=== WHAT THE EXERCISE ASKS ===
Copy out lines with the word "国家发改" from the material that follows.

=== SUPPLIED MATERIAL ===
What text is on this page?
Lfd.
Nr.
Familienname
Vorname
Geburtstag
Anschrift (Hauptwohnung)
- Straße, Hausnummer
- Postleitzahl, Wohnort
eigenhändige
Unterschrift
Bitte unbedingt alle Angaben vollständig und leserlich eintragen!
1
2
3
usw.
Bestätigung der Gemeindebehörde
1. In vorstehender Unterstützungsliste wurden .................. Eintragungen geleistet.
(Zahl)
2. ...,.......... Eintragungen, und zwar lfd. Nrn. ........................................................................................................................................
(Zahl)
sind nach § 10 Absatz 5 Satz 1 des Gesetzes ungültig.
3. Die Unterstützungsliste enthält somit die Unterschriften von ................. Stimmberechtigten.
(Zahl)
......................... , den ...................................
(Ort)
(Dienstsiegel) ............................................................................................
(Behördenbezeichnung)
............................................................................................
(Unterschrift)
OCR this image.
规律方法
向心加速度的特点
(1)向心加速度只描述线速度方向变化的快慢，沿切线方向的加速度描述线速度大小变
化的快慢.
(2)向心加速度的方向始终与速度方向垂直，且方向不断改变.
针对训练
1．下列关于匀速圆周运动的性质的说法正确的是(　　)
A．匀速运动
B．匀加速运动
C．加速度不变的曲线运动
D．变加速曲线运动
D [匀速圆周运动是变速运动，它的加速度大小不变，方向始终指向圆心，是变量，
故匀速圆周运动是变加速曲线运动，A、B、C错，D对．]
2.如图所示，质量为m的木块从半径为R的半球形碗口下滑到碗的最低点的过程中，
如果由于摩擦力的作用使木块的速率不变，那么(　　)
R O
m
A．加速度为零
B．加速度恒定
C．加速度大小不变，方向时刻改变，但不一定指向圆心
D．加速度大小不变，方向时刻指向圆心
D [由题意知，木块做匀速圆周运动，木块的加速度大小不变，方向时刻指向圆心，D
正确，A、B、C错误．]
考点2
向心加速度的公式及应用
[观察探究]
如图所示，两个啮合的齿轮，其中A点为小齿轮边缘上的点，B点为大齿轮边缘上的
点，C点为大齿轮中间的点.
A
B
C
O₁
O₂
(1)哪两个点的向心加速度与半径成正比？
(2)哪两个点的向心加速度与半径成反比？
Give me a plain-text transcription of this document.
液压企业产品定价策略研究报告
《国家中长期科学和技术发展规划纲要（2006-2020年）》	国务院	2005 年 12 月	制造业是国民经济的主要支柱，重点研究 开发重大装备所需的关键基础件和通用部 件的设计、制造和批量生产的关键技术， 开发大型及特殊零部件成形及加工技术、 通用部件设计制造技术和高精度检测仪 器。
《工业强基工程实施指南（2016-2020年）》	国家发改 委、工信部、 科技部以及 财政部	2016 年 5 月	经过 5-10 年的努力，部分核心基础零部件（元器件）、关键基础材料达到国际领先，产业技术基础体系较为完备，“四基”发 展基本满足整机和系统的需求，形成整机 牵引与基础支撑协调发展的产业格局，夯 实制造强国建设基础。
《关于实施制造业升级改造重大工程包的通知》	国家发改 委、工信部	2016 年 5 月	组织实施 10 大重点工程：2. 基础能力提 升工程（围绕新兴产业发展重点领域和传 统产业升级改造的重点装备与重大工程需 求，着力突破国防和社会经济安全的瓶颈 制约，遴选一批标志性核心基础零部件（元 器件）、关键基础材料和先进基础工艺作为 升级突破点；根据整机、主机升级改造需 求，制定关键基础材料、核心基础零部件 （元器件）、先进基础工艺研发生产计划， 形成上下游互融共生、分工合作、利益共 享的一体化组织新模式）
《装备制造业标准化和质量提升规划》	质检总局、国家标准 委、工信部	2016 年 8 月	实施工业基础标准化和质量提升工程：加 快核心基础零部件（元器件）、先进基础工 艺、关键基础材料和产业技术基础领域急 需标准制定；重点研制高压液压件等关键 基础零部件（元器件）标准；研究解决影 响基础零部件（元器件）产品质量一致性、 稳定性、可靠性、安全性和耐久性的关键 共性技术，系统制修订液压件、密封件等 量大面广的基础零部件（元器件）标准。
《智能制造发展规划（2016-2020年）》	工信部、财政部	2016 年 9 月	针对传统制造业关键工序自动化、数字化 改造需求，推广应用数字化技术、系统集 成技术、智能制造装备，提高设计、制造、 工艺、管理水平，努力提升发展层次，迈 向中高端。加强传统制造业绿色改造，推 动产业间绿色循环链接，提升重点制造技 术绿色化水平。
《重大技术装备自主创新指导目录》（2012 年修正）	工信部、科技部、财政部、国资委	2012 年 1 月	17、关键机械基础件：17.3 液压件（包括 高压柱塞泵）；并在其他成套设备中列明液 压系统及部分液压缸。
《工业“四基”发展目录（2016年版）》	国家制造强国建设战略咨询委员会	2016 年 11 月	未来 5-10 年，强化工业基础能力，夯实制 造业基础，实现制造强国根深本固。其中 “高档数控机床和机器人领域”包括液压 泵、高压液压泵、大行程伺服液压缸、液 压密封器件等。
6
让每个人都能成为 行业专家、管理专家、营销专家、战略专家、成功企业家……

=== TASK OUTPUT ===
《工业强基工程实施指南（2016-2020年）》	国家发改 委、工信部、 科技部以及 财政部	2016 年 5 月	经过 5-10 年的努力，部分核心基础零部件（元器件）、关键基础材料达到国际领先，产业技术基础体系较为完备，“四基”发 展基本满足整机和系统的需求，形成整机 牵引与基础支撑协调发展的产业格局，夯 实制造强国建设基础。
《关于实施制造业升级改造重大工程包的通知》	国家发改 委、工信部	2016 年 5 月	组织实施 10 大重点工程：2. 基础能力提 升工程（围绕新兴产业发展重点领域和传 统产业升级改造的重点装备与重大工程需 求，着力突破国防和社会经济安全的瓶颈 制约，遴选一批标志性核心基础零部件（元 器件）、关键基础材料和先进基础工艺作为 升级突破点；根据整机、主机升级改造需 求，制定关键基础材料、核心基础零部件 （元器件）、先进基础工艺研发生产计划， 形成上下游互融共生、分工合作、利益共 享的一体化组织新模式）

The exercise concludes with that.